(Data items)
%%

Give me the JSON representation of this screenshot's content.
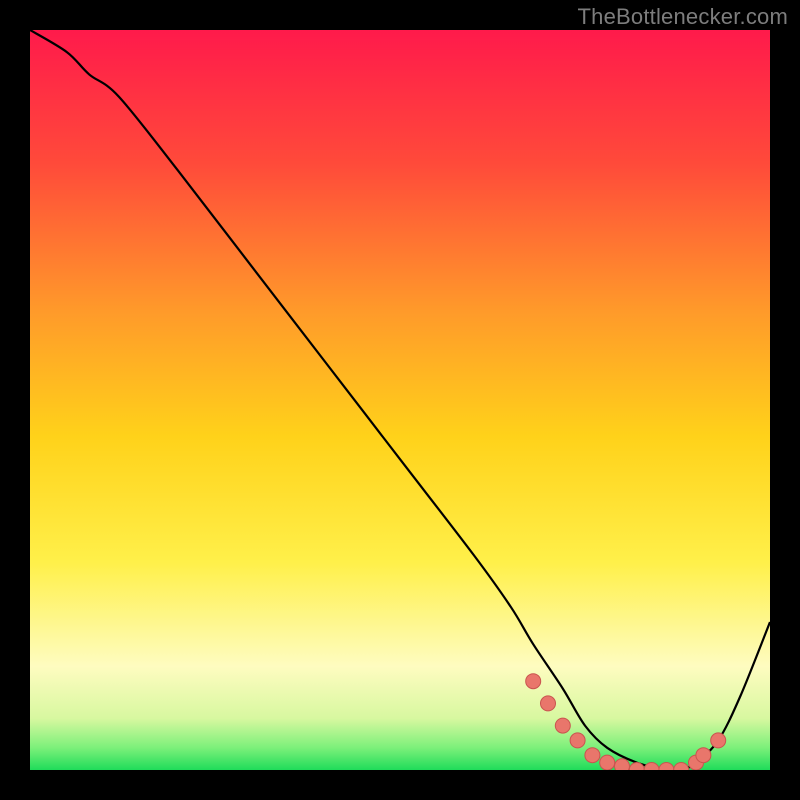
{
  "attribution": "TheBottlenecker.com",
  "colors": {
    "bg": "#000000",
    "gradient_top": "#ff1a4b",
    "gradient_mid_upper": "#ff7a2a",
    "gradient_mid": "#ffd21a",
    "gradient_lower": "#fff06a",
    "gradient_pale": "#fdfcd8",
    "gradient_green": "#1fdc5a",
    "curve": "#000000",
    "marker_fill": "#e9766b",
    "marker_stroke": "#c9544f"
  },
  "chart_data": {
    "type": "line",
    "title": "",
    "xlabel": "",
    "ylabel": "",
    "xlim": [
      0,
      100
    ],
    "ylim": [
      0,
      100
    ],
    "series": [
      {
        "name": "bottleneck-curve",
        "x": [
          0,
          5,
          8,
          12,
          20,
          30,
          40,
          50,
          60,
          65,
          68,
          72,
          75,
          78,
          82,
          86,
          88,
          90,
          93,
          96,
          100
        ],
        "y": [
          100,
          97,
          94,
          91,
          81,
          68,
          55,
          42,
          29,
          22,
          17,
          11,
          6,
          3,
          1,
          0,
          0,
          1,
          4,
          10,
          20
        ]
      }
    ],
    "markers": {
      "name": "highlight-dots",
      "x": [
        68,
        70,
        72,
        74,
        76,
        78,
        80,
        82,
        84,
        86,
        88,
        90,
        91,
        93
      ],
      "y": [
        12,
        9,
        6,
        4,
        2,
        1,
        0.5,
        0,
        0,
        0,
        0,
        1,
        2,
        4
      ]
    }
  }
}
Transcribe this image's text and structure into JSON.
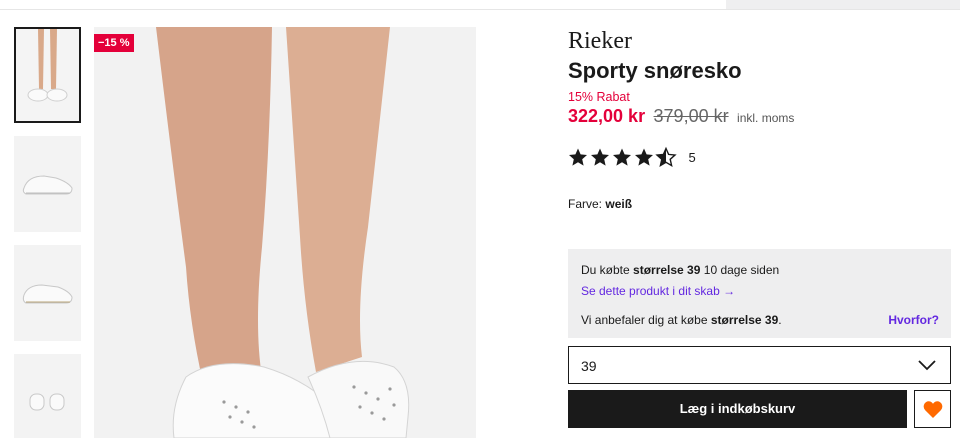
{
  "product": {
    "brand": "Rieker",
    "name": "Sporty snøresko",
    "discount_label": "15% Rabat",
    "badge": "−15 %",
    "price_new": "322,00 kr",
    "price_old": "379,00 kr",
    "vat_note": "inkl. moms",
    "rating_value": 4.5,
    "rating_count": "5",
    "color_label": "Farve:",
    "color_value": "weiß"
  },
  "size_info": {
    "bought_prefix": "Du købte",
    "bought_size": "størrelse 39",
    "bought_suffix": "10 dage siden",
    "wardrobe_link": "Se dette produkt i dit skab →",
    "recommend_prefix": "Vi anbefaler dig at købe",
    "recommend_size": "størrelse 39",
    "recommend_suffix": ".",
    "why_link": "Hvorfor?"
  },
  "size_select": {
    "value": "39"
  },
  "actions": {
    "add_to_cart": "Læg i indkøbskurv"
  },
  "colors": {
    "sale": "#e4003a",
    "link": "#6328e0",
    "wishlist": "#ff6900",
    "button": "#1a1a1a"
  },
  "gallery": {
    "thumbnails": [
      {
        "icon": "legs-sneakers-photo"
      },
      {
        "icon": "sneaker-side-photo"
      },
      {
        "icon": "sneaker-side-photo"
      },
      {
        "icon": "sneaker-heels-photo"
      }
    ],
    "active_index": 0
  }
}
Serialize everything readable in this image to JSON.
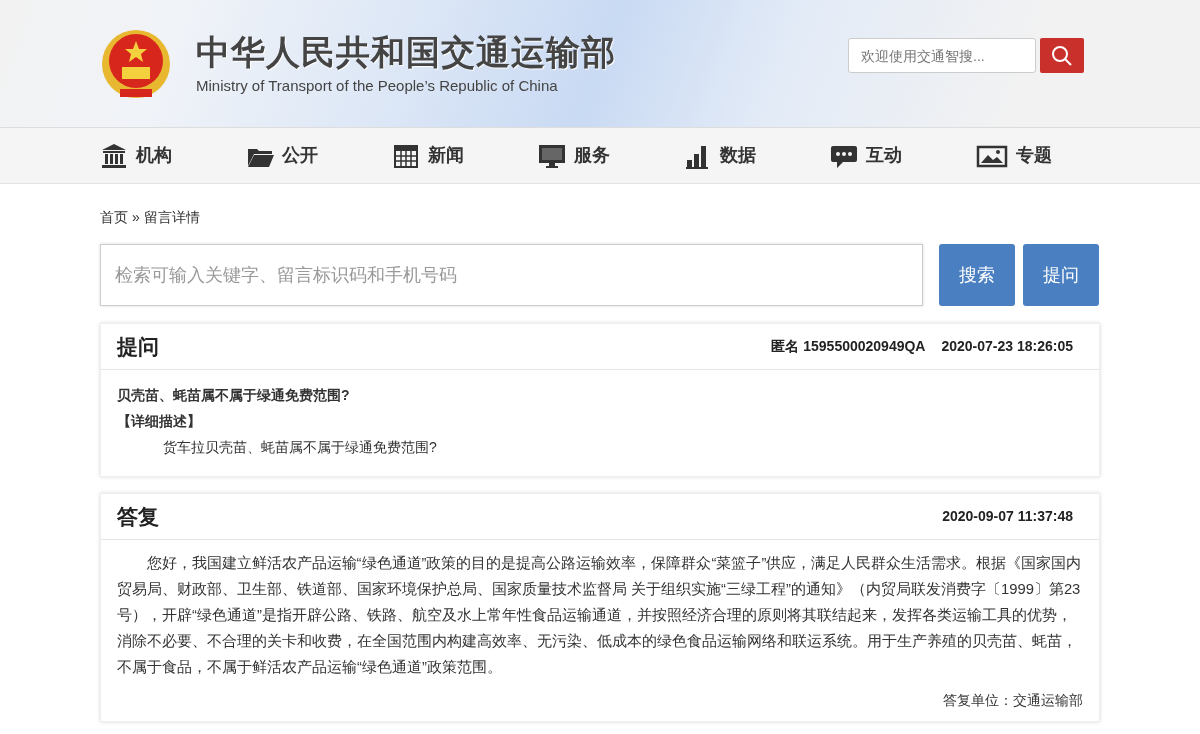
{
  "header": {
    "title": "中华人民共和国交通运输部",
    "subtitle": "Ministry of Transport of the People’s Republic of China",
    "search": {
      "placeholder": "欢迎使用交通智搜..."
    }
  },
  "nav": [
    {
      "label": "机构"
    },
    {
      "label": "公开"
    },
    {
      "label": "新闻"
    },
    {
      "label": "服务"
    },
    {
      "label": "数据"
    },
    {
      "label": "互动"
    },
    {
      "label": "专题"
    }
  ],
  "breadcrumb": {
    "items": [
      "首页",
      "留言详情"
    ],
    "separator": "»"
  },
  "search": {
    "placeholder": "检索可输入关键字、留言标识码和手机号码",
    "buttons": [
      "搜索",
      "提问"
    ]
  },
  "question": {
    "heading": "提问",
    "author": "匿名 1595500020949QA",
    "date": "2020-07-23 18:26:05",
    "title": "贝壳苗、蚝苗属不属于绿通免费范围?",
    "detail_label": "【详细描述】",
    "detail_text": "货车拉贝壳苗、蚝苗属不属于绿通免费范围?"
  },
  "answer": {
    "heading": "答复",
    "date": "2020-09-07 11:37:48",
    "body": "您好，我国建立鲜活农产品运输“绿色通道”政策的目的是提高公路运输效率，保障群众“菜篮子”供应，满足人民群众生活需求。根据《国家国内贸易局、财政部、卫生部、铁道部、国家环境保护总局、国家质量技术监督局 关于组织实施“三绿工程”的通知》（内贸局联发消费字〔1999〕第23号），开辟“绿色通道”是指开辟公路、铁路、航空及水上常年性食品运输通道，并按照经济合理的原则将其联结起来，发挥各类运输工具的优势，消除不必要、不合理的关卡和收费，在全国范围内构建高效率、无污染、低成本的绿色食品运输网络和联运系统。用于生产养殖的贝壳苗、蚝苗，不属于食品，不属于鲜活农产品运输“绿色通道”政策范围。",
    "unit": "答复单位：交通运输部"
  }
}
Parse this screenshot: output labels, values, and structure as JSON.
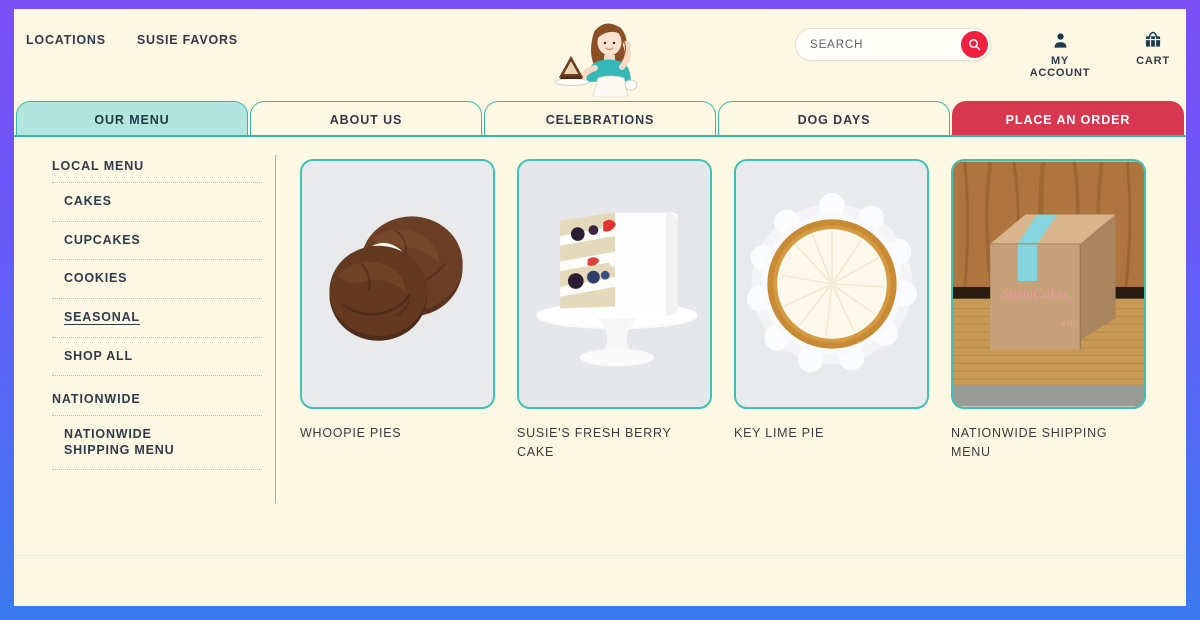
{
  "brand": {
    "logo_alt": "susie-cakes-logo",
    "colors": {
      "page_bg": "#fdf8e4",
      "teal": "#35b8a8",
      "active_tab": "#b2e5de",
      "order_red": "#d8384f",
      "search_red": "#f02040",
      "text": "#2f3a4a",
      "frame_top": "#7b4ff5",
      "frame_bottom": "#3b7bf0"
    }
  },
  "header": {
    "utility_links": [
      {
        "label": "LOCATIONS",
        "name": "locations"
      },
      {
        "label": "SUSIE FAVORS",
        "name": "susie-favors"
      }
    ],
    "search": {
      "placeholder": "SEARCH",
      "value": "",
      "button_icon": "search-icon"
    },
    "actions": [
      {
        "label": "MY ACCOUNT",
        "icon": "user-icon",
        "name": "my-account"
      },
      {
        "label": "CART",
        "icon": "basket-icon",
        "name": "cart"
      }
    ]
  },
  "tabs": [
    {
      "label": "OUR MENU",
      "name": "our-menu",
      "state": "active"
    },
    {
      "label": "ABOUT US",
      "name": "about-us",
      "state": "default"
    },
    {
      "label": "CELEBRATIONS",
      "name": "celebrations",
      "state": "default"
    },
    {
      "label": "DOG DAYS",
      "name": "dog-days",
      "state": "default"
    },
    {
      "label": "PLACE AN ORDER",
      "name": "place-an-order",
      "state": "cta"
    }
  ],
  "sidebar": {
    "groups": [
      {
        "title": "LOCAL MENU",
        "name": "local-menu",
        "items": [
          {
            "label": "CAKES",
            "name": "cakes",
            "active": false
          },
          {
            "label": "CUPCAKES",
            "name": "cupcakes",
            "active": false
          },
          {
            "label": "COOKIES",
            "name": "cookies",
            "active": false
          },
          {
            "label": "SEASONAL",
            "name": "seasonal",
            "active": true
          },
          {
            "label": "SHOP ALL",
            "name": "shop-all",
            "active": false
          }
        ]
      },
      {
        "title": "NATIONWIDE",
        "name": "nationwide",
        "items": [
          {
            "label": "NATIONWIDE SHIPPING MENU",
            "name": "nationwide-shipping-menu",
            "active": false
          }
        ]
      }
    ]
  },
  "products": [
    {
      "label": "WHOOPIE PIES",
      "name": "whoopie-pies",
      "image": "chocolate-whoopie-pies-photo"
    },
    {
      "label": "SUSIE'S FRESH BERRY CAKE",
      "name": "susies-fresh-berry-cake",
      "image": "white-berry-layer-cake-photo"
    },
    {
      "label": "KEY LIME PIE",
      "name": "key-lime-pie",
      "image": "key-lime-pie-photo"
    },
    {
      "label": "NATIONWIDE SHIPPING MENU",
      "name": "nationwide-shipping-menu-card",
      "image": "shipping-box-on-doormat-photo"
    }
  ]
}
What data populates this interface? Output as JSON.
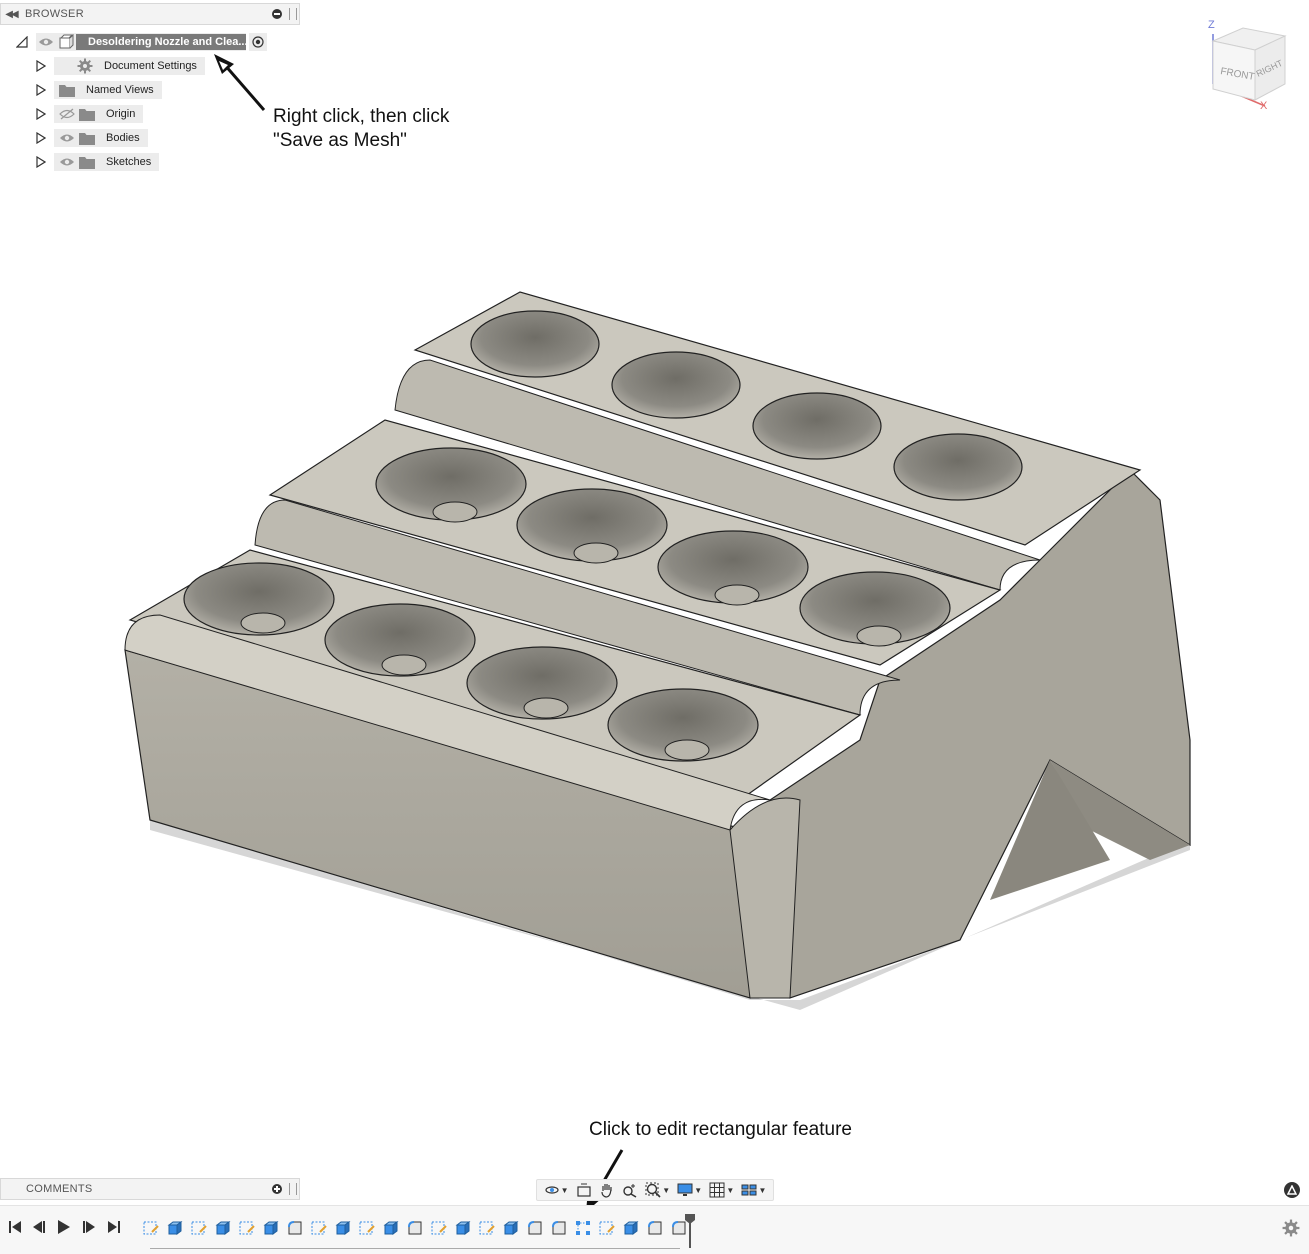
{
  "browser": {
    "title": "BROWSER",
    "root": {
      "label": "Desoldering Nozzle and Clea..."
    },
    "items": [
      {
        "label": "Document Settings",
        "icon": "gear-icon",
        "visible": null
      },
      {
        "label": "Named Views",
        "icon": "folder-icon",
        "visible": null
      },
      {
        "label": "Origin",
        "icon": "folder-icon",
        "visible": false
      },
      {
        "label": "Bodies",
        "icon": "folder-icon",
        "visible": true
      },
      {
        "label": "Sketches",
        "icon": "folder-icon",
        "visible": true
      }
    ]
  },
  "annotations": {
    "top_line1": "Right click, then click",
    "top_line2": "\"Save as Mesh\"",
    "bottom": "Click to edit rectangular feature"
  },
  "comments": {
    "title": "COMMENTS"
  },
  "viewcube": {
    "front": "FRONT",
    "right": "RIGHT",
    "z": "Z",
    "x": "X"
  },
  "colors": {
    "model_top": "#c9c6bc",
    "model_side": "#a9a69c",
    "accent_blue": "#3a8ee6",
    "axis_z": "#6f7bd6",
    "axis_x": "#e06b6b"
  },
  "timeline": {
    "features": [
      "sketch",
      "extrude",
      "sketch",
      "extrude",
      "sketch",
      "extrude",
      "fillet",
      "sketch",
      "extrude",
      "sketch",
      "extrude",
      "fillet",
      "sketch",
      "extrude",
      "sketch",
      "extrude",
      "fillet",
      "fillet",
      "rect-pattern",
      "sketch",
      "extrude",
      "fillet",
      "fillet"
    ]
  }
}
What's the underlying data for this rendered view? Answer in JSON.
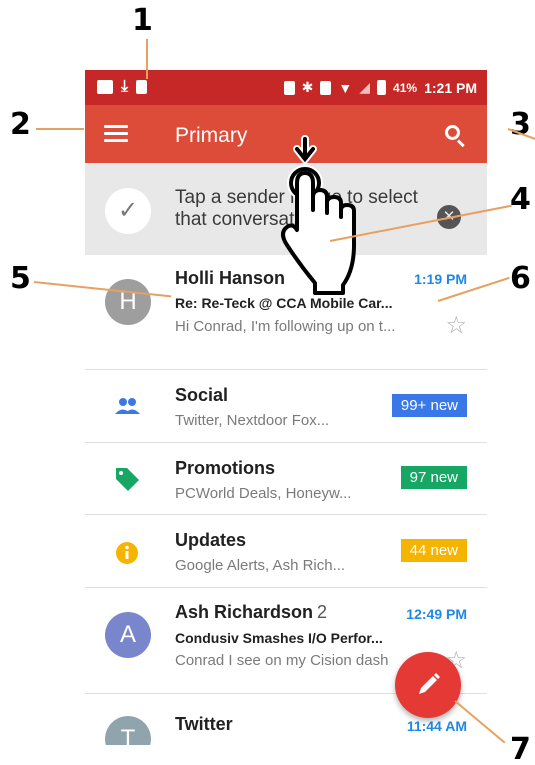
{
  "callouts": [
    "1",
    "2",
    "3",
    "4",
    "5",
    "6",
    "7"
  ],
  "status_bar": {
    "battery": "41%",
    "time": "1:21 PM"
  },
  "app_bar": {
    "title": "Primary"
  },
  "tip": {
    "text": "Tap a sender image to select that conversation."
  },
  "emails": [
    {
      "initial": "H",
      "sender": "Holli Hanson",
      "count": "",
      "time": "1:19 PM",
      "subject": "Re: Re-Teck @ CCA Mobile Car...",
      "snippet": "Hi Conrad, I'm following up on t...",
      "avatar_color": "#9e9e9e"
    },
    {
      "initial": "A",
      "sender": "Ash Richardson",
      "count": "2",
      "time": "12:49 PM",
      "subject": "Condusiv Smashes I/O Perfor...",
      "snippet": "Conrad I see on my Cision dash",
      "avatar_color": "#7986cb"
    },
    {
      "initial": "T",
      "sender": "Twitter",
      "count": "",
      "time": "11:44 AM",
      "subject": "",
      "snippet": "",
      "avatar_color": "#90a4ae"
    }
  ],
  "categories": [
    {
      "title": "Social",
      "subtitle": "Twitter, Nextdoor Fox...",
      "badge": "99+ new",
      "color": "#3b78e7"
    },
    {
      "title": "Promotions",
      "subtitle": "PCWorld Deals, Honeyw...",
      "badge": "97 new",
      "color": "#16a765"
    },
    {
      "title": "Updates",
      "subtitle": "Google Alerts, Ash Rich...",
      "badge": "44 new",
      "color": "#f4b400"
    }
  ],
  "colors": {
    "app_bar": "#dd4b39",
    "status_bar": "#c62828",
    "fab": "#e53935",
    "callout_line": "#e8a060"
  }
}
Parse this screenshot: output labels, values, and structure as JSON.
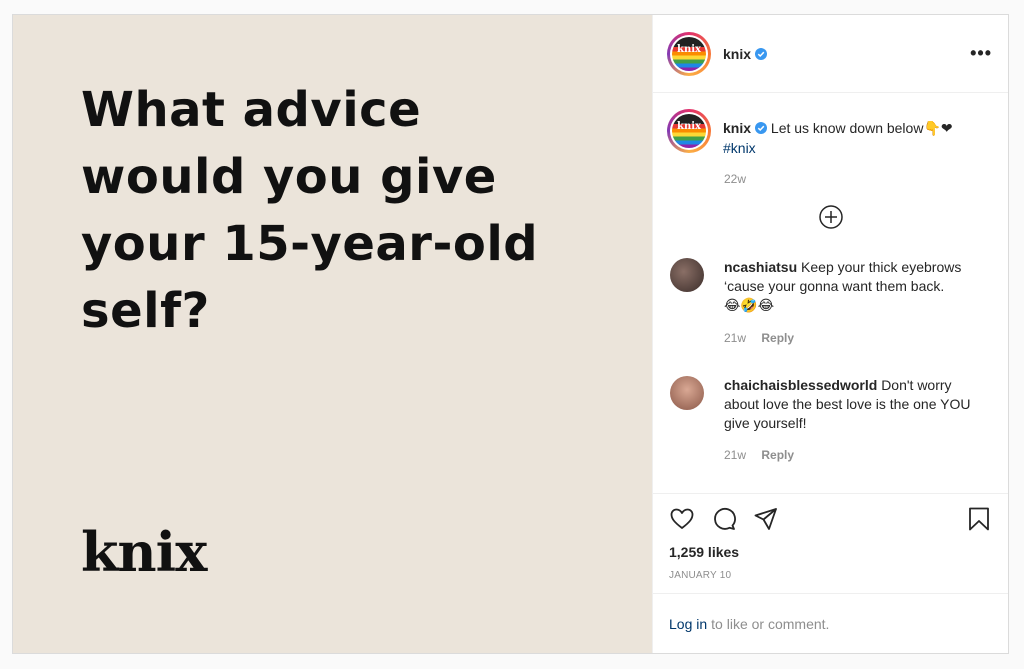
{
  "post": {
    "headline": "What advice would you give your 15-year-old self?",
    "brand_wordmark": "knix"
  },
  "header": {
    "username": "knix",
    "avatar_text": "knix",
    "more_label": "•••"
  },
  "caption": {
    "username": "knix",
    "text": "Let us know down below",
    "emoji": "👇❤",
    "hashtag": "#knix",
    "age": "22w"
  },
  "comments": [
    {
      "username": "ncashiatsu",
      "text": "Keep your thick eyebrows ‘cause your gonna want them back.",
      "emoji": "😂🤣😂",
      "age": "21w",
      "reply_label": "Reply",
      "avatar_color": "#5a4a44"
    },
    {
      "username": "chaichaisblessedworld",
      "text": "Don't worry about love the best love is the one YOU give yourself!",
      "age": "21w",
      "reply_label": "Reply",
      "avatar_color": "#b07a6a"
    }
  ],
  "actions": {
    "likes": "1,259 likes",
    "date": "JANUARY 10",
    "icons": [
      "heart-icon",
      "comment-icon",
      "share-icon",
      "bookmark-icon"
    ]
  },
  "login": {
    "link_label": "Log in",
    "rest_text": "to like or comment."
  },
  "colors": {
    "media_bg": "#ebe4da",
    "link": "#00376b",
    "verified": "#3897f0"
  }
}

%%

DESCRIPTION OF THE TASK: Find and count the lines of the data that include the string "username", and report that figure by itself.

WORKED ANSWER: 4